- [INSTRUÇÕES DO EXERCÍCIO]
• A. Na notícia sobre as sanções dos EUA contra Cuba, qual órgão norte-americano divulgou a nova rodada de sanções?
• B. Escreva a continuação da notícia sobre as sanções dos EUA contra Cuba a partir do ponto em que o texto termina.

- [TRECHO FORNECIDO]
==============================

Política

EUA Intensificam Nova Onda de Sanções Contra Cuba

Washington (AE) – Em um movimento que aprofunda o cerco contra a ilha caribenha, os Estados Unidos anunciaram uma nova e abrangente rodada de sanções direcionadas à cúpula do governo cubano, atingindo diretamente o presidente Miguel Díaz-Canel, seus familiares mais próximos e membros proeminentes da família Castro. A medida, divulgada pelo Departamento do Tesouro norte-americano, eleva a pressão de Washington sobre o regime socialista, intensificando um embargo econômico que já perdura por décadas.

Entre os alvos da nova ofensiva estão um filho e um neto do ex-presidente Raúl Castro, figura ainda considerada de extrema influência nas decisões políticas de Cuba, mesmo sem ocupar um cargo oficial. A esposa e o enteado de Díaz-Canel também figuram na lista, assim como o Ministério das Forças Armadas Revolucionárias e outras entidades governamentais. Esta ação segue uma escalada de pressão iniciada pelo governo Donald Trump, que chegou a cogitar a anexação da ilha aos Estados Unidos.

==============================

- [Itens armazenados]
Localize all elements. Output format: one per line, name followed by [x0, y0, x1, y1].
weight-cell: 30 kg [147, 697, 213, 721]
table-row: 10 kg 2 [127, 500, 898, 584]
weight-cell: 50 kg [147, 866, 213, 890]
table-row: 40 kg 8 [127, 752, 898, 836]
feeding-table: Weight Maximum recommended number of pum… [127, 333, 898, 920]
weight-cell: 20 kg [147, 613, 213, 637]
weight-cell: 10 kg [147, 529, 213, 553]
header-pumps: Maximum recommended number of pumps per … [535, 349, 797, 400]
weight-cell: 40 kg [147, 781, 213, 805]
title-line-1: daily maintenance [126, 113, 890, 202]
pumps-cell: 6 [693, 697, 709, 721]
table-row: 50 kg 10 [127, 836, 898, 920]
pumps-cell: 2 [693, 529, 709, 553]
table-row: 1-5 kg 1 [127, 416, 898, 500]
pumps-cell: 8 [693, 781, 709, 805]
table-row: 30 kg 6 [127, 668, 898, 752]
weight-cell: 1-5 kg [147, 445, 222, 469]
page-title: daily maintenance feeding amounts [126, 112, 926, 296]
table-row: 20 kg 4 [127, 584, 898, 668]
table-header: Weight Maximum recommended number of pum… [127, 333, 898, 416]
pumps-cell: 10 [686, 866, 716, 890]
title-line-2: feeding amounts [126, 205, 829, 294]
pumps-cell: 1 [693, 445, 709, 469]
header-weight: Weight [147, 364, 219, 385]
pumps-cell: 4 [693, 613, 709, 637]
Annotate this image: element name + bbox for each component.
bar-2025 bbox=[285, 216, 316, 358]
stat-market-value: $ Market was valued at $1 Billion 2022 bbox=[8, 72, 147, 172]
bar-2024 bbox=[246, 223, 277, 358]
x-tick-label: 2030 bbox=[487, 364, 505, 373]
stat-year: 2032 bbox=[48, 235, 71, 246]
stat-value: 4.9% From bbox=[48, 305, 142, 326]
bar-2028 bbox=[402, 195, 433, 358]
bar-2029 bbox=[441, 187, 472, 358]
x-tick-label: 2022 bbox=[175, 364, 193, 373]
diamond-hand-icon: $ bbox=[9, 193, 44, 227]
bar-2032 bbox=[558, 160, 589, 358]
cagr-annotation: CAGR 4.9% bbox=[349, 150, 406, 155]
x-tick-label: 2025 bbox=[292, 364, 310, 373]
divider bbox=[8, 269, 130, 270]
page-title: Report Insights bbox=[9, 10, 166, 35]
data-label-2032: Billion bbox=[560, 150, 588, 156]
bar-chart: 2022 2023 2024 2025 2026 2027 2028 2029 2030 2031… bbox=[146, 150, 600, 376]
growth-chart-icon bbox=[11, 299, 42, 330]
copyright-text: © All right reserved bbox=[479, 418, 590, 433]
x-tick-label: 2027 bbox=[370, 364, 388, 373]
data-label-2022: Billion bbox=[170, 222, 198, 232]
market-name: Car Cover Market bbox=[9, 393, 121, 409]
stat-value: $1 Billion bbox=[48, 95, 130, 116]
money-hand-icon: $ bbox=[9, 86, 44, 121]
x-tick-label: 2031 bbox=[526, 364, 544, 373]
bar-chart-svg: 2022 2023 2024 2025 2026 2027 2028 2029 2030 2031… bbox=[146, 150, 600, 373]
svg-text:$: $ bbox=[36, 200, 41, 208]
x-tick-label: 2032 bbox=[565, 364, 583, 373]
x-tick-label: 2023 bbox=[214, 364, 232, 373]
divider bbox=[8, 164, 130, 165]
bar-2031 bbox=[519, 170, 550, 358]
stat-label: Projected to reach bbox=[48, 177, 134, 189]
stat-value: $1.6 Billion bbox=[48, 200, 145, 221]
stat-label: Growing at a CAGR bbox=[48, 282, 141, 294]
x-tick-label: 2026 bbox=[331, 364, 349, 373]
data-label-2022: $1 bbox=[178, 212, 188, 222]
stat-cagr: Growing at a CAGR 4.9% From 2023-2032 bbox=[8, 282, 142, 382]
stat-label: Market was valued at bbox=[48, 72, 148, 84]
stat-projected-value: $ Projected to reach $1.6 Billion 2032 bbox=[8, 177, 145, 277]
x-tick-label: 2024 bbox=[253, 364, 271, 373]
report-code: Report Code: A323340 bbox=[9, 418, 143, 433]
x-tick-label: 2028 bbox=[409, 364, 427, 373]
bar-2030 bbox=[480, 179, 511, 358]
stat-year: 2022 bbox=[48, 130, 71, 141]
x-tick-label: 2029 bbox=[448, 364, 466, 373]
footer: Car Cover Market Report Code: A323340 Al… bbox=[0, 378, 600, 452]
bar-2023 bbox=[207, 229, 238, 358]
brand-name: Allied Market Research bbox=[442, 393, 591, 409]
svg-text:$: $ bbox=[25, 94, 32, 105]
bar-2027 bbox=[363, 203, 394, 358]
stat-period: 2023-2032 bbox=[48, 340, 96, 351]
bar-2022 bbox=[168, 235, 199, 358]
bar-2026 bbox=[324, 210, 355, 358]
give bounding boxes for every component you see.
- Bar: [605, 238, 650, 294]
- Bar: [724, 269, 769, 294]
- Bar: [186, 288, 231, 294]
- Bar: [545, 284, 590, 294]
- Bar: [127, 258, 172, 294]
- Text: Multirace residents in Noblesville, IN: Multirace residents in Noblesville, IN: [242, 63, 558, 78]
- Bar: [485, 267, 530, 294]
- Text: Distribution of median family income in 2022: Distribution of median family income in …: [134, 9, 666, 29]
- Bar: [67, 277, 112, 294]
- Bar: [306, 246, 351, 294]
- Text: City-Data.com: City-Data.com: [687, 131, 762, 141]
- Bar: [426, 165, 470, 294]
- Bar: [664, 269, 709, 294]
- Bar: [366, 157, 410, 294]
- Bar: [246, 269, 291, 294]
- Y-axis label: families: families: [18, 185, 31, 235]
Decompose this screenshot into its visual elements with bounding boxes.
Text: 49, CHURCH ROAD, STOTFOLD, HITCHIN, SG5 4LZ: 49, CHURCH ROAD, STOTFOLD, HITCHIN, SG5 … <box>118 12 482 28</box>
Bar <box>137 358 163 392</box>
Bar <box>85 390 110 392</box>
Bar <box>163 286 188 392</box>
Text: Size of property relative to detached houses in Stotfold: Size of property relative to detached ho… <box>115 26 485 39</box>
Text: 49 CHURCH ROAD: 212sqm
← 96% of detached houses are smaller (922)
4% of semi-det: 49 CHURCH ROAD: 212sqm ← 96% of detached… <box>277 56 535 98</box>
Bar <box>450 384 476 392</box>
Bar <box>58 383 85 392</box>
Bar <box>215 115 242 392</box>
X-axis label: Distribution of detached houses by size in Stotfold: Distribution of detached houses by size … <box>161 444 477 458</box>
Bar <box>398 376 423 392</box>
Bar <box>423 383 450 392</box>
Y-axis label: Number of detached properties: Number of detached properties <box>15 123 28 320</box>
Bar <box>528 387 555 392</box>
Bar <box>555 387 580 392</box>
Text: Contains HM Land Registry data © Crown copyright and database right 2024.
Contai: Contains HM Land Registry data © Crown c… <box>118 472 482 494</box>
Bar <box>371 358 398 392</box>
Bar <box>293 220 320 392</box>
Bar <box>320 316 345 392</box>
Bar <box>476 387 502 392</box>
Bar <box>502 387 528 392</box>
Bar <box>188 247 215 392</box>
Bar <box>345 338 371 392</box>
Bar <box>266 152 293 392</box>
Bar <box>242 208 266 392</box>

==============================

- [RESPOSTAS POR TAREFA]
• A. O Departamento do Tesouro norte-americano.

• B.
As restrições impostas por Washington têm um impacto direto na já fragilizada economia cubana. Um bloqueio de combustível, por exemplo, tem agravado a crise energética e as dificuldades enfrentadas pela população. O secretário de Estado dos EUA, Marco Rubio, justificou as sanções, afirmando no X (anteriormente Twitter) que o objetivo é “enfraquecer estruturas que sustentam ações consideradas radicais pelo governo americano”.

“Mirando na rede que viabiliza e financia as operações subversivas e radicais de Cuba”, escreveu Rubio, adicionando que os Estados Unidos “não tolerariam mais regimes marxistas radicais” exportando sua “revolução venenosa e maligna” para os EUA e outros países. Segundo o secretário, as sanções agora abrangem o Ministério das Forças Armadas Revolucionárias, o Instituto Cubano de Amizade com os Povos, a Amistur Cuba e os Comitês de Defesa da Revolução.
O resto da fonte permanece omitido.